Task requirements
Report every line below that holds the word "наличие".

Provided data
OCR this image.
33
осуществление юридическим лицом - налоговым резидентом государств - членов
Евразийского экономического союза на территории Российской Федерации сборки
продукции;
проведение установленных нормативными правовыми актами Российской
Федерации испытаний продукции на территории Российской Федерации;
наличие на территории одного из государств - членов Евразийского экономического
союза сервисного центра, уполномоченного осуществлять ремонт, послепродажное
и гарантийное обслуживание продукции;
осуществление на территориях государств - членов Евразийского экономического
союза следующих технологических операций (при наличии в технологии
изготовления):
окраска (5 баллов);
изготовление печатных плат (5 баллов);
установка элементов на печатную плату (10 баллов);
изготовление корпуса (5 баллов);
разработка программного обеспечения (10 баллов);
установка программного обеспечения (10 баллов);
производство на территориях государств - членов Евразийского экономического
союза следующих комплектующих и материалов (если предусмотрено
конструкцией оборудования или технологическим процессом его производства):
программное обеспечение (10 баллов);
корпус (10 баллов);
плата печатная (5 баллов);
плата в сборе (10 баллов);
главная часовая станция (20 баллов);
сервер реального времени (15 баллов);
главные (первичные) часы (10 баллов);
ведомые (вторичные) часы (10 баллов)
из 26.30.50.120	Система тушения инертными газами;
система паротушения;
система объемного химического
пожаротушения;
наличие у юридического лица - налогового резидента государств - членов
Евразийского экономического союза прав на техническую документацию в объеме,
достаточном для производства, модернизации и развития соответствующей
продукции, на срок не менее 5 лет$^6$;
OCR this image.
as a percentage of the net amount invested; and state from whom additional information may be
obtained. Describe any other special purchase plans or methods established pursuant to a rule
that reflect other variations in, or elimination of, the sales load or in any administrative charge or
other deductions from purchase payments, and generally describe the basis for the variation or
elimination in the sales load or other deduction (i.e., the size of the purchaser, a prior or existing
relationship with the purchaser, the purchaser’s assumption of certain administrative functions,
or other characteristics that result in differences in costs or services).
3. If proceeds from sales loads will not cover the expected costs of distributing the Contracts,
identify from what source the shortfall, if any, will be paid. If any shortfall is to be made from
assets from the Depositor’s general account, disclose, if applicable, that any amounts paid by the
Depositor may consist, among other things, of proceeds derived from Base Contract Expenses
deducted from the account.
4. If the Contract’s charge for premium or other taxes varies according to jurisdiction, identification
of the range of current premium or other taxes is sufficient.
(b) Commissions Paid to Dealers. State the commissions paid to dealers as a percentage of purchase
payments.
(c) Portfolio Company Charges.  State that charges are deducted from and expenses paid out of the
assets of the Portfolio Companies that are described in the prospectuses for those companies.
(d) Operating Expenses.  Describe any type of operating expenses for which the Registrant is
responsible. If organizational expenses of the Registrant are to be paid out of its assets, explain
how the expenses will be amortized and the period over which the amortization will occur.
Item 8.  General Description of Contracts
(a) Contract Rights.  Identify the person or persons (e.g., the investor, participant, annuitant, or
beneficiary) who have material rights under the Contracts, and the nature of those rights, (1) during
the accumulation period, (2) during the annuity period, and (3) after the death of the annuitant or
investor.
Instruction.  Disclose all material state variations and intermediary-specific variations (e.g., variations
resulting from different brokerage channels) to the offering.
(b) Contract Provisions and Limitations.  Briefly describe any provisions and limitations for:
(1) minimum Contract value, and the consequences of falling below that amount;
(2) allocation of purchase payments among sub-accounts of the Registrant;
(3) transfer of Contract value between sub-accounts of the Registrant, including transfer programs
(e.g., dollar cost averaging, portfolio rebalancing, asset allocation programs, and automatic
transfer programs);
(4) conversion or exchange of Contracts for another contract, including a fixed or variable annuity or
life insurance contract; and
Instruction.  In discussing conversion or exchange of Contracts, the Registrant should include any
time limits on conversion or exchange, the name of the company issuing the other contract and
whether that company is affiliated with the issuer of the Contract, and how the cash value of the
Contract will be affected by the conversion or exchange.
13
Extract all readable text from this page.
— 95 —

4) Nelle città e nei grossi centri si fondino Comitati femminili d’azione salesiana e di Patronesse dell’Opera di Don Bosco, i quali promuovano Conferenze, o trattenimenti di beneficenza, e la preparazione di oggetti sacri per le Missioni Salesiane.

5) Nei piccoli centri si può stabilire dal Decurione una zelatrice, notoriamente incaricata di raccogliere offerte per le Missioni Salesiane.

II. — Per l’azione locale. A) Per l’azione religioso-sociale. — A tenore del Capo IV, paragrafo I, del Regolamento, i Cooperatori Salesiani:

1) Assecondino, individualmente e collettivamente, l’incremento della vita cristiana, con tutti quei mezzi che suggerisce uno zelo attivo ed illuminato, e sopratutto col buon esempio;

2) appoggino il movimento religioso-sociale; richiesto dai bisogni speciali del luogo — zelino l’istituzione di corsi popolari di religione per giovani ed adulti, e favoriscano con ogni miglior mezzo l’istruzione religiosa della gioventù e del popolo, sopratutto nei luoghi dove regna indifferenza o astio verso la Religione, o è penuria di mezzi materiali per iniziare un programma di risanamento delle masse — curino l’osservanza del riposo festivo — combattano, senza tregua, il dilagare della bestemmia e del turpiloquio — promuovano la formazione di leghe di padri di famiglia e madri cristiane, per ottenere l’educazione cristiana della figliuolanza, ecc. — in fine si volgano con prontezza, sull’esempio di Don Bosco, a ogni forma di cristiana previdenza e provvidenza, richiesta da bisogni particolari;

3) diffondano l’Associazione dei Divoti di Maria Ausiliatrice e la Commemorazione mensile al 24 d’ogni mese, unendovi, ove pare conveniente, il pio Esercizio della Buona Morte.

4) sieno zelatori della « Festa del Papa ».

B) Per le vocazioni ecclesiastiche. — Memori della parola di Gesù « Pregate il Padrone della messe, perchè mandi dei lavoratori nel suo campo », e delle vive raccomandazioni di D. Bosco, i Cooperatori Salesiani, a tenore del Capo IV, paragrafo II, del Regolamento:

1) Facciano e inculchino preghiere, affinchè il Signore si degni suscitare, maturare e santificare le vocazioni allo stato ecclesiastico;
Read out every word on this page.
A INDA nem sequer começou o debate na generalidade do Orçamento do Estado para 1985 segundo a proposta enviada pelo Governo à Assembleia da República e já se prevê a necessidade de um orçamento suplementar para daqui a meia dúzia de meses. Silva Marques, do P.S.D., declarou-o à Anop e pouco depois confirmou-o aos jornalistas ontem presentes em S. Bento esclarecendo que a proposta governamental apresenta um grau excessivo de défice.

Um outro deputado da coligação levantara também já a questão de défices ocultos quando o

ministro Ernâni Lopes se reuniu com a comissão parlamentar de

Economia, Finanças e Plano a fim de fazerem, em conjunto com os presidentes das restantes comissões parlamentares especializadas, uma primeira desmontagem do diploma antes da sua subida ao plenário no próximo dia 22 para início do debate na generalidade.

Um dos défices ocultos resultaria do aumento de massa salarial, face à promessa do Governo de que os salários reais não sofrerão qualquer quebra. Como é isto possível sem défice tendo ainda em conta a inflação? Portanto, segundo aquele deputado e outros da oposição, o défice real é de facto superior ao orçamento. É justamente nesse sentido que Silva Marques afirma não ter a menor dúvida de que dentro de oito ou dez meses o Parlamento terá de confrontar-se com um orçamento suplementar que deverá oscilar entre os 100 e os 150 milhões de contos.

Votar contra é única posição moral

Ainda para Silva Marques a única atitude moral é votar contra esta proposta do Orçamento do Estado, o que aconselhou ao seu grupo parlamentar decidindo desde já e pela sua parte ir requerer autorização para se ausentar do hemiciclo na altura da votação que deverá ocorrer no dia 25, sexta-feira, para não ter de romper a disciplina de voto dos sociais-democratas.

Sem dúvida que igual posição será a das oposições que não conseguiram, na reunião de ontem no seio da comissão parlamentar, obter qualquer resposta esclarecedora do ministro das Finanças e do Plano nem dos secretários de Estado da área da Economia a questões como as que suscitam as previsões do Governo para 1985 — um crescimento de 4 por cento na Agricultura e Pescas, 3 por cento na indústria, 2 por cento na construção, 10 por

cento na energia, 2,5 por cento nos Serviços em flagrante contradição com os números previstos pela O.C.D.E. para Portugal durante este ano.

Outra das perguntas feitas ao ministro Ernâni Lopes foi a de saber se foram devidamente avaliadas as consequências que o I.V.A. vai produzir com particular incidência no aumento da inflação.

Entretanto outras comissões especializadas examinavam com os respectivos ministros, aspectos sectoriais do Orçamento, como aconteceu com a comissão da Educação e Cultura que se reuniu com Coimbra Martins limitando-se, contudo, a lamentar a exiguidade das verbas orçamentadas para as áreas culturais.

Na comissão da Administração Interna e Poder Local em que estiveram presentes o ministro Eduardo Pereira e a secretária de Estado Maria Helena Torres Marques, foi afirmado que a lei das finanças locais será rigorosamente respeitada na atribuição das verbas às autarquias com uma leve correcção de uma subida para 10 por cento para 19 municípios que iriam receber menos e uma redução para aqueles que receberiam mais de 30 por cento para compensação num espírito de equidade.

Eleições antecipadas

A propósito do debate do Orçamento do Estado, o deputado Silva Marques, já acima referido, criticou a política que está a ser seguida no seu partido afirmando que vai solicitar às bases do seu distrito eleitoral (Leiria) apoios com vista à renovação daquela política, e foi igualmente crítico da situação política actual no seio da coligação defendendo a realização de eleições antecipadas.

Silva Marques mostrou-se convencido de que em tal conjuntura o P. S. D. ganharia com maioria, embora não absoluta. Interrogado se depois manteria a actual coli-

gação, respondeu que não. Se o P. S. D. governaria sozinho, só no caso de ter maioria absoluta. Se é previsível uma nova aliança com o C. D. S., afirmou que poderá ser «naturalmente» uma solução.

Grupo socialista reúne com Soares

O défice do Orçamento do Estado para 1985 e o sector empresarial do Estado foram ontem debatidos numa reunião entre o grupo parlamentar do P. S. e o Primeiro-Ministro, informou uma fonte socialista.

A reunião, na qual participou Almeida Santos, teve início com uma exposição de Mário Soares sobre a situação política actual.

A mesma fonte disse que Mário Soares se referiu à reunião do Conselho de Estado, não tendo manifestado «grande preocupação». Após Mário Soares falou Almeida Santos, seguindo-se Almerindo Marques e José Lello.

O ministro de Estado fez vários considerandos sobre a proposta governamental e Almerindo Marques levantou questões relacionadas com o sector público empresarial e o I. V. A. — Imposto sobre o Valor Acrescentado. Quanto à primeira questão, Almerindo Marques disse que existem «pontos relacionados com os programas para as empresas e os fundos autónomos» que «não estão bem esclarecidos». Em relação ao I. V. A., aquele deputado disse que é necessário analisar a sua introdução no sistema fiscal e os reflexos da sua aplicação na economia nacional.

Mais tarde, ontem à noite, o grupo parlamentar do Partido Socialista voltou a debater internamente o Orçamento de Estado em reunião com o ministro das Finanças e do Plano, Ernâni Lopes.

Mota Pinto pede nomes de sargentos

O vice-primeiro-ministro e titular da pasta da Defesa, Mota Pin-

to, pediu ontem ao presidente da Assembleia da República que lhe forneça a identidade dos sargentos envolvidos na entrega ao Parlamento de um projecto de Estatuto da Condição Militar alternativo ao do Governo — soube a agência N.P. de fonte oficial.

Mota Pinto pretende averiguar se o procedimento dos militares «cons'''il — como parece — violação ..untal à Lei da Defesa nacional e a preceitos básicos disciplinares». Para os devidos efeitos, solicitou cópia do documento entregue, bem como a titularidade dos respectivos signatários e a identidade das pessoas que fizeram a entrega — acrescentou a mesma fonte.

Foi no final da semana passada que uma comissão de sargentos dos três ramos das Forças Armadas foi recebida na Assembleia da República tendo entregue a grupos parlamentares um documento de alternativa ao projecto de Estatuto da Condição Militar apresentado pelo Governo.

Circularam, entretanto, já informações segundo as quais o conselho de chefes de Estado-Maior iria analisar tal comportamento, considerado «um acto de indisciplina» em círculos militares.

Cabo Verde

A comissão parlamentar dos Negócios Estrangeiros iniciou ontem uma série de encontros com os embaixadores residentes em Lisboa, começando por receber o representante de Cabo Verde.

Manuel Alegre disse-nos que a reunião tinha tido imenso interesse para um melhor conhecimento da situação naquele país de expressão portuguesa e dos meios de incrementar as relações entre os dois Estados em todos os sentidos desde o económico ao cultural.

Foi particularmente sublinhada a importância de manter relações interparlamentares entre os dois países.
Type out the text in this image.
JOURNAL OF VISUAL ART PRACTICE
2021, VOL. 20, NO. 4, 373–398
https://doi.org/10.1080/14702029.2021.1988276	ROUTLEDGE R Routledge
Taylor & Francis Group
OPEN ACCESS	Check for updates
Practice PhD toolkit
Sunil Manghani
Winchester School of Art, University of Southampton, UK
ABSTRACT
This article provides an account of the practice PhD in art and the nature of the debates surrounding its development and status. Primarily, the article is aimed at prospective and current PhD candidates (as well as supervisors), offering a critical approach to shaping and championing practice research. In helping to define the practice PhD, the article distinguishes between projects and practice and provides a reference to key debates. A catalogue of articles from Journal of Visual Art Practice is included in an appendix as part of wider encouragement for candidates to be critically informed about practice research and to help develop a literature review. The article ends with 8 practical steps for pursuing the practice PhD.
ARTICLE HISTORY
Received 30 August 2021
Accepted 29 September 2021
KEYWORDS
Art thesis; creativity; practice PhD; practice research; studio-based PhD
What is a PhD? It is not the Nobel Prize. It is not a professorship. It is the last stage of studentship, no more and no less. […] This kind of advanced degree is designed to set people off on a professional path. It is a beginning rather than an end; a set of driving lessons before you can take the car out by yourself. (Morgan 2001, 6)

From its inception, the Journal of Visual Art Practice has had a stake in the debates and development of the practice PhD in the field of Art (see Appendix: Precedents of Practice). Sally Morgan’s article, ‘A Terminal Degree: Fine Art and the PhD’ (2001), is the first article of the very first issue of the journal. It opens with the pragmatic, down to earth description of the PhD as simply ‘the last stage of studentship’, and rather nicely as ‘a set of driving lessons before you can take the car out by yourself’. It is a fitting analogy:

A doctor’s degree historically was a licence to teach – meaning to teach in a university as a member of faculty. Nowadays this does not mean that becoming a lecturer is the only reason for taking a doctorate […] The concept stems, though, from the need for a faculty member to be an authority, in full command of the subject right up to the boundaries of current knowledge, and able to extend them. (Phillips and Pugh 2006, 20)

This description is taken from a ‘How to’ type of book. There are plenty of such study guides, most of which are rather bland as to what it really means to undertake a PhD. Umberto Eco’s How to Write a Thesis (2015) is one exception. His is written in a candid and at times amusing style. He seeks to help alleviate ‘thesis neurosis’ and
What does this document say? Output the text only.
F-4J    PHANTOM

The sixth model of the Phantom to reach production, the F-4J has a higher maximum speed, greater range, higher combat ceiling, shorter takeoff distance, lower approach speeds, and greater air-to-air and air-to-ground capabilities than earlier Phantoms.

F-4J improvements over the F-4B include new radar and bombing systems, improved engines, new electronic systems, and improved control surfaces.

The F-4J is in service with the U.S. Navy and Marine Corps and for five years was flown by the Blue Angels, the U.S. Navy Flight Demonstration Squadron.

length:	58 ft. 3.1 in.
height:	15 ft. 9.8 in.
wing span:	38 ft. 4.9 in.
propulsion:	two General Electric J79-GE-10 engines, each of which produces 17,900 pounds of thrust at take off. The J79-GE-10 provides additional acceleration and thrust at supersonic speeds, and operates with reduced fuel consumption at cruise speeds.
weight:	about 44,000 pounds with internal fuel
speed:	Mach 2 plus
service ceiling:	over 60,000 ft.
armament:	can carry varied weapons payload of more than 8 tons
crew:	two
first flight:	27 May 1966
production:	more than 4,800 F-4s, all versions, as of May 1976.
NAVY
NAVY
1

Response to this task
наличие на территории одного из государств - членов Евразийского экономического
наличие у юридического лица - налогового резидента государств - членов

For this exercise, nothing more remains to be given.